Set task: Leave out the pictures, then reproduce the rest of the material exactly.

Dataset extract:
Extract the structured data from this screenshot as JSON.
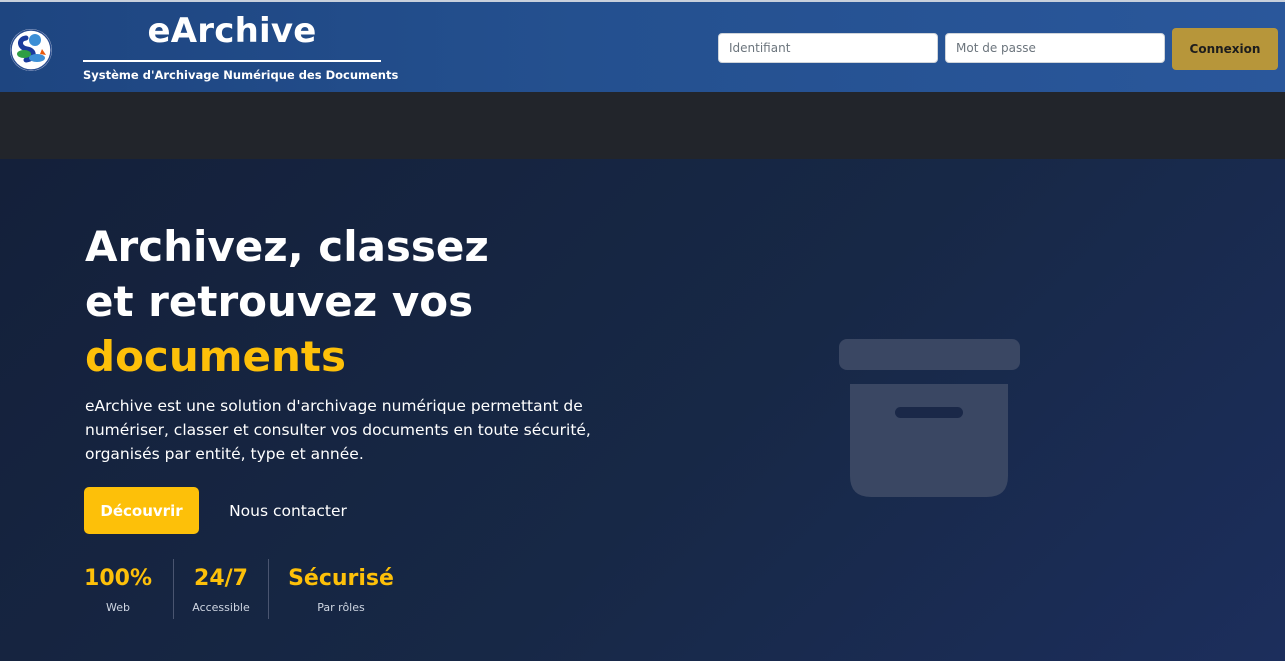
{
  "header": {
    "app_title": "eArchive",
    "app_subtitle": "Système d'Archivage Numérique des Documents",
    "logo_icon": "institution-logo-icon",
    "login": {
      "username_placeholder": "Identifiant",
      "username_value": "",
      "password_placeholder": "Mot de passe",
      "password_value": "",
      "submit_label": "Connexion"
    }
  },
  "hero": {
    "title_line1": "Archivez, classez",
    "title_line2": "et retrouvez vos",
    "title_accent": "documents",
    "description": "eArchive est une solution d'archivage numérique permettant de numériser, classer et consulter vos documents en toute sécurité, organisés par entité, type et année.",
    "primary_cta": "Découvrir",
    "secondary_cta": "Nous contacter",
    "illustration_icon": "archive-box-icon",
    "stats": [
      {
        "value": "100%",
        "label": "Web"
      },
      {
        "value": "24/7",
        "label": "Accessible"
      },
      {
        "value": "Sécurisé",
        "label": "Par rôles"
      }
    ]
  },
  "colors": {
    "header_blue": "#24508f",
    "accent_gold": "#fdc009",
    "login_button": "#b7963a",
    "band_dark": "#22252b",
    "hero_navy": "#172846"
  }
}
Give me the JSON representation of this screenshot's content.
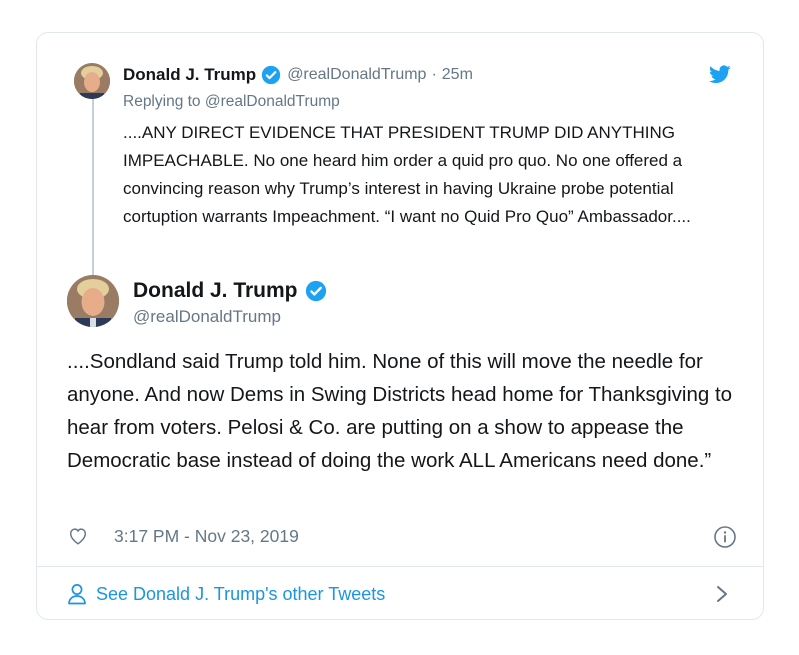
{
  "reply_tweet": {
    "name": "Donald J. Trump",
    "handle": "@realDonaldTrump",
    "separator": "·",
    "time_ago": "25m",
    "replying_to": "Replying to @realDonaldTrump",
    "text": "....ANY DIRECT EVIDENCE THAT PRESIDENT TRUMP DID ANYTHING IMPEACHABLE. No one heard him order a quid pro quo. No one offered a convincing reason why Trump’s interest in having Ukraine probe potential cortuption warrants Impeachment. “I want no Quid Pro Quo” Ambassador...."
  },
  "main_tweet": {
    "name": "Donald J. Trump",
    "handle": "@realDonaldTrump",
    "text": "....Sondland said Trump told him. None of this will move the needle for anyone. And now Dems in Swing Districts head home for Thanksgiving to hear from voters. Pelosi & Co. are putting on a show to appease the Democratic base instead of doing the work ALL Americans need done.”",
    "timestamp": "3:17 PM - Nov 23, 2019"
  },
  "footer": {
    "link_label": "See Donald J. Trump's other Tweets"
  },
  "icons": {
    "verified": "verified-badge-icon",
    "twitter": "twitter-bird-icon",
    "like": "heart-icon",
    "info": "info-icon",
    "profile": "person-icon",
    "chevron": "chevron-right-icon"
  },
  "colors": {
    "accent": "#1b95e0",
    "verified": "#1da1f2",
    "secondary_text": "#657786",
    "border": "#e1e8ed"
  }
}
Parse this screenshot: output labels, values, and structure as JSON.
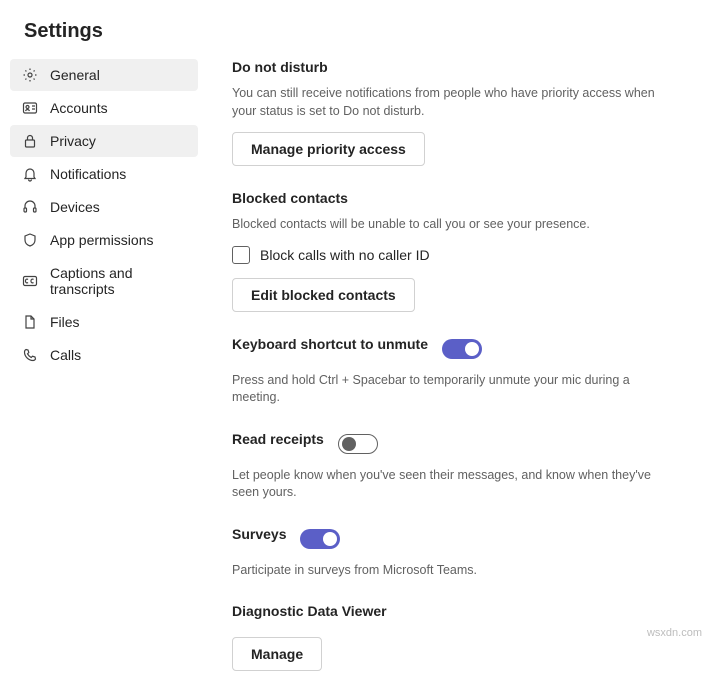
{
  "page_title": "Settings",
  "sidebar": {
    "items": [
      {
        "label": "General"
      },
      {
        "label": "Accounts"
      },
      {
        "label": "Privacy"
      },
      {
        "label": "Notifications"
      },
      {
        "label": "Devices"
      },
      {
        "label": "App permissions"
      },
      {
        "label": "Captions and transcripts"
      },
      {
        "label": "Files"
      },
      {
        "label": "Calls"
      }
    ]
  },
  "sections": {
    "dnd": {
      "title": "Do not disturb",
      "desc": "You can still receive notifications from people who have priority access when your status is set to Do not disturb.",
      "button": "Manage priority access"
    },
    "blocked": {
      "title": "Blocked contacts",
      "desc": "Blocked contacts will be unable to call you or see your presence.",
      "checkbox_label": "Block calls with no caller ID",
      "checkbox_checked": false,
      "button": "Edit blocked contacts"
    },
    "unmute": {
      "title": "Keyboard shortcut to unmute",
      "desc": "Press and hold Ctrl + Spacebar to temporarily unmute your mic during a meeting.",
      "toggle": true
    },
    "read_receipts": {
      "title": "Read receipts",
      "desc": "Let people know when you've seen their messages, and know when they've seen yours.",
      "toggle": false
    },
    "surveys": {
      "title": "Surveys",
      "desc": "Participate in surveys from Microsoft Teams.",
      "toggle": true
    },
    "diag": {
      "title": "Diagnostic Data Viewer",
      "button": "Manage"
    }
  },
  "watermark": "wsxdn.com"
}
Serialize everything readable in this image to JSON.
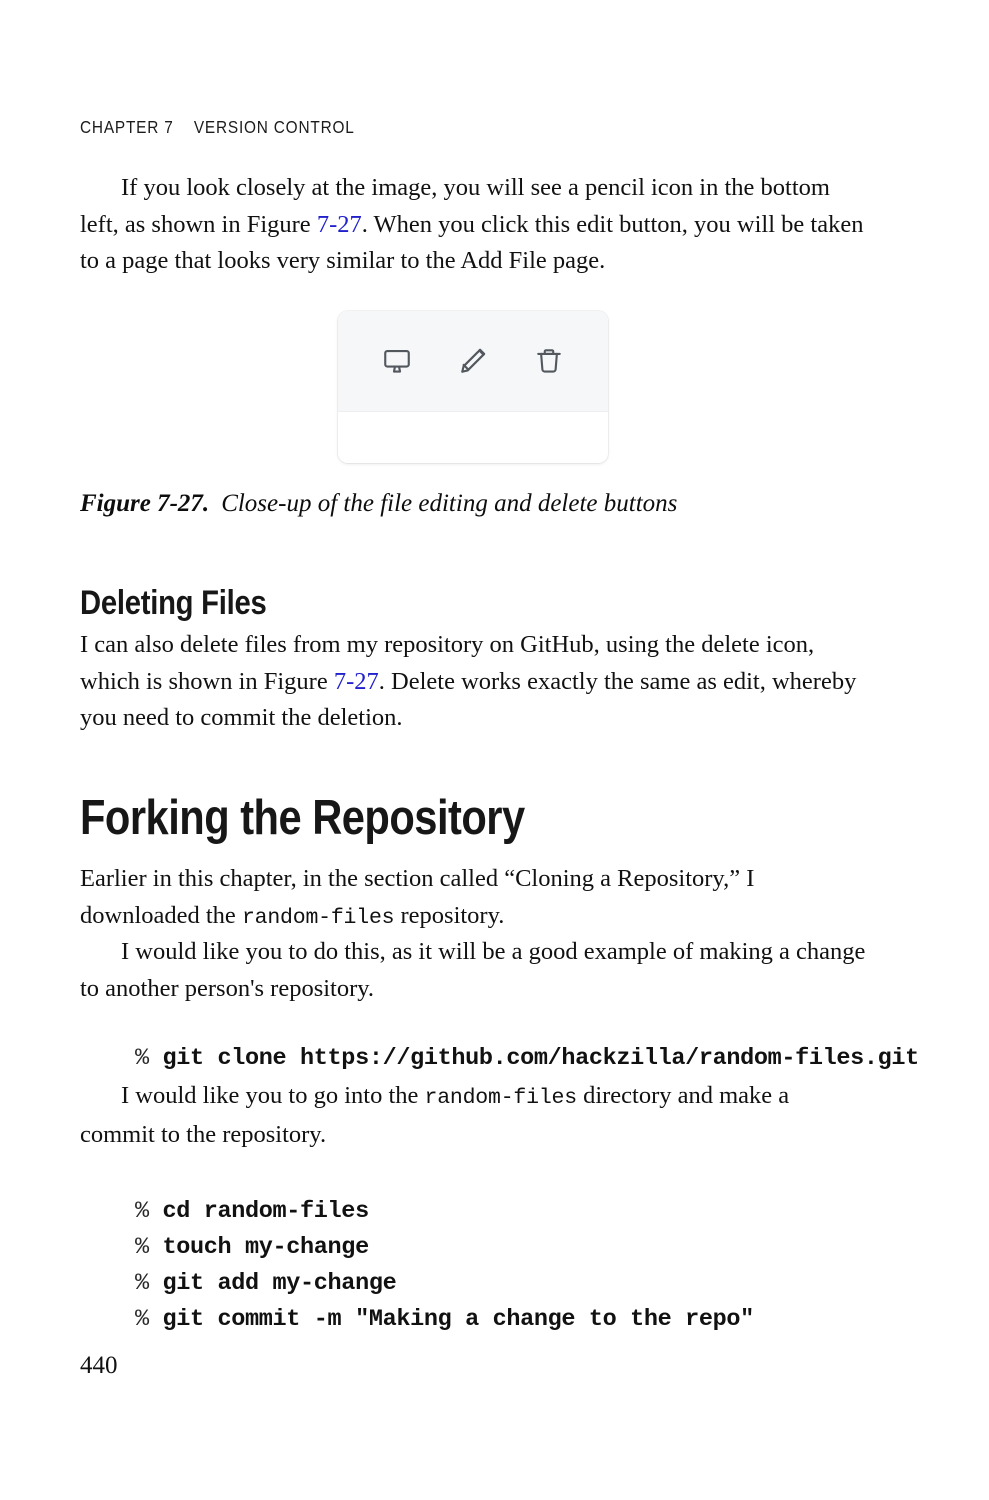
{
  "running_head": {
    "chapter": "CHAPTER 7",
    "title": "VERSION CONTROL",
    "full": "CHAPTER 7    VERSION CONTROL"
  },
  "paragraphs": {
    "p1_a": "If you look closely at the image, you will see a pencil icon in the bottom left, as shown in Figure ",
    "p1_link": "7-27",
    "p1_b": ". When you click this edit button, you will be taken to a page that looks very similar to the Add File page.",
    "p2_a": "I can also delete files from my repository on GitHub, using the delete icon, which is shown in Figure ",
    "p2_link": "7-27",
    "p2_b": ". Delete works exactly the same as edit, whereby you need to commit the deletion.",
    "p3_a": "Earlier in this chapter, in the section called “Cloning a Repository,” I downloaded the ",
    "p3_code": "random-files",
    "p3_b": " repository.",
    "p4": "I would like you to do this, as it will be a good example of making a change to another person's repository.",
    "p5_a": "I would like you to go into the ",
    "p5_code": "random-files",
    "p5_b": " directory and make a commit to the repository."
  },
  "figure": {
    "caption_label": "Figure 7-27.",
    "caption_text": "Close-up of the file editing and delete buttons",
    "panel": {
      "background": "#f6f7f9",
      "body_background": "#ffffff",
      "icon_color": "#53585f",
      "buttons": [
        {
          "name": "monitor-icon",
          "label": "Preview"
        },
        {
          "name": "pencil-icon",
          "label": "Edit"
        },
        {
          "name": "trash-icon",
          "label": "Delete"
        }
      ]
    }
  },
  "headings": {
    "deleting_files": "Deleting Files",
    "forking_the_repository": "Forking the Repository"
  },
  "code_blocks": {
    "clone": [
      {
        "prompt": "% ",
        "command": "git clone https://github.com/hackzilla/random-files.git"
      }
    ],
    "commit_sequence": [
      {
        "prompt": "% ",
        "command": "cd random-files"
      },
      {
        "prompt": "% ",
        "command": "touch my-change"
      },
      {
        "prompt": "% ",
        "command": "git add my-change"
      },
      {
        "prompt": "% ",
        "command": "git commit -m \"Making a change to the repo\""
      }
    ]
  },
  "folio": "440",
  "colors": {
    "link": "#2020cc",
    "text": "#111111",
    "heading": "#171717",
    "panel_gray": "#f6f7f9"
  }
}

Task result:
Extract the structured data from this screenshot as JSON.
{
  "header": {
    "app_title": "eArchive",
    "app_subtitle": "Système d'Archivage Numérique des Documents",
    "logo_icon": "institution-logo-icon",
    "login": {
      "username_placeholder": "Identifiant",
      "username_value": "",
      "password_placeholder": "Mot de passe",
      "password_value": "",
      "submit_label": "Connexion"
    }
  },
  "hero": {
    "title_line1": "Archivez, classez",
    "title_line2": "et retrouvez vos",
    "title_accent": "documents",
    "description": "eArchive est une solution d'archivage numérique permettant de numériser, classer et consulter vos documents en toute sécurité, organisés par entité, type et année.",
    "primary_cta": "Découvrir",
    "secondary_cta": "Nous contacter",
    "illustration_icon": "archive-box-icon",
    "stats": [
      {
        "value": "100%",
        "label": "Web"
      },
      {
        "value": "24/7",
        "label": "Accessible"
      },
      {
        "value": "Sécurisé",
        "label": "Par rôles"
      }
    ]
  },
  "colors": {
    "header_blue": "#24508f",
    "accent_gold": "#fdc009",
    "login_button": "#b7963a",
    "band_dark": "#22252b",
    "hero_navy": "#172846"
  }
}
Give me the JSON representation of this screenshot's content.
{
  "reply_tweet": {
    "name": "Donald J. Trump",
    "handle": "@realDonaldTrump",
    "separator": "·",
    "time_ago": "25m",
    "replying_to": "Replying to @realDonaldTrump",
    "text": "....ANY DIRECT EVIDENCE THAT PRESIDENT TRUMP DID ANYTHING IMPEACHABLE. No one heard him order a quid pro quo. No one offered a convincing reason why Trump’s interest in having Ukraine probe potential cortuption warrants Impeachment. “I want no Quid Pro Quo” Ambassador...."
  },
  "main_tweet": {
    "name": "Donald J. Trump",
    "handle": "@realDonaldTrump",
    "text": "....Sondland said Trump told him. None of this will move the needle for anyone. And now Dems in Swing Districts head home for Thanksgiving to hear from voters. Pelosi & Co. are putting on a show to appease the Democratic base instead of doing the work ALL Americans need done.”",
    "timestamp": "3:17 PM - Nov 23, 2019"
  },
  "footer": {
    "link_label": "See Donald J. Trump's other Tweets"
  },
  "icons": {
    "verified": "verified-badge-icon",
    "twitter": "twitter-bird-icon",
    "like": "heart-icon",
    "info": "info-icon",
    "profile": "person-icon",
    "chevron": "chevron-right-icon"
  },
  "colors": {
    "accent": "#1b95e0",
    "verified": "#1da1f2",
    "secondary_text": "#657786",
    "border": "#e1e8ed"
  }
}
Parse this screenshot: output labels, values, and structure as JSON.
{
  "page_title": "Settings",
  "sidebar": {
    "items": [
      {
        "label": "General"
      },
      {
        "label": "Accounts"
      },
      {
        "label": "Privacy"
      },
      {
        "label": "Notifications"
      },
      {
        "label": "Devices"
      },
      {
        "label": "App permissions"
      },
      {
        "label": "Captions and transcripts"
      },
      {
        "label": "Files"
      },
      {
        "label": "Calls"
      }
    ]
  },
  "sections": {
    "dnd": {
      "title": "Do not disturb",
      "desc": "You can still receive notifications from people who have priority access when your status is set to Do not disturb.",
      "button": "Manage priority access"
    },
    "blocked": {
      "title": "Blocked contacts",
      "desc": "Blocked contacts will be unable to call you or see your presence.",
      "checkbox_label": "Block calls with no caller ID",
      "checkbox_checked": false,
      "button": "Edit blocked contacts"
    },
    "unmute": {
      "title": "Keyboard shortcut to unmute",
      "desc": "Press and hold Ctrl + Spacebar to temporarily unmute your mic during a meeting.",
      "toggle": true
    },
    "read_receipts": {
      "title": "Read receipts",
      "desc": "Let people know when you've seen their messages, and know when they've seen yours.",
      "toggle": false
    },
    "surveys": {
      "title": "Surveys",
      "desc": "Participate in surveys from Microsoft Teams.",
      "toggle": true
    },
    "diag": {
      "title": "Diagnostic Data Viewer",
      "button": "Manage"
    }
  },
  "watermark": "wsxdn.com"
}
Serialize everything readable in this image to JSON.
{
  "running_head": {
    "chapter": "CHAPTER 7",
    "title": "VERSION CONTROL",
    "full": "CHAPTER 7    VERSION CONTROL"
  },
  "paragraphs": {
    "p1_a": "If you look closely at the image, you will see a pencil icon in the bottom left, as shown in Figure ",
    "p1_link": "7-27",
    "p1_b": ". When you click this edit button, you will be taken to a page that looks very similar to the Add File page.",
    "p2_a": "I can also delete files from my repository on GitHub, using the delete icon, which is shown in Figure ",
    "p2_link": "7-27",
    "p2_b": ". Delete works exactly the same as edit, whereby you need to commit the deletion.",
    "p3_a": "Earlier in this chapter, in the section called “Cloning a Repository,” I downloaded the ",
    "p3_code": "random-files",
    "p3_b": " repository.",
    "p4": "I would like you to do this, as it will be a good example of making a change to another person's repository.",
    "p5_a": "I would like you to go into the ",
    "p5_code": "random-files",
    "p5_b": " directory and make a commit to the repository."
  },
  "figure": {
    "caption_label": "Figure 7-27.",
    "caption_text": "Close-up of the file editing and delete buttons",
    "panel": {
      "background": "#f6f7f9",
      "body_background": "#ffffff",
      "icon_color": "#53585f",
      "buttons": [
        {
          "name": "monitor-icon",
          "label": "Preview"
        },
        {
          "name": "pencil-icon",
          "label": "Edit"
        },
        {
          "name": "trash-icon",
          "label": "Delete"
        }
      ]
    }
  },
  "headings": {
    "deleting_files": "Deleting Files",
    "forking_the_repository": "Forking the Repository"
  },
  "code_blocks": {
    "clone": [
      {
        "prompt": "% ",
        "command": "git clone https://github.com/hackzilla/random-files.git"
      }
    ],
    "commit_sequence": [
      {
        "prompt": "% ",
        "command": "cd random-files"
      },
      {
        "prompt": "% ",
        "command": "touch my-change"
      },
      {
        "prompt": "% ",
        "command": "git add my-change"
      },
      {
        "prompt": "% ",
        "command": "git commit -m \"Making a change to the repo\""
      }
    ]
  },
  "folio": "440",
  "colors": {
    "link": "#2020cc",
    "text": "#111111",
    "heading": "#171717",
    "panel_gray": "#f6f7f9"
  }
}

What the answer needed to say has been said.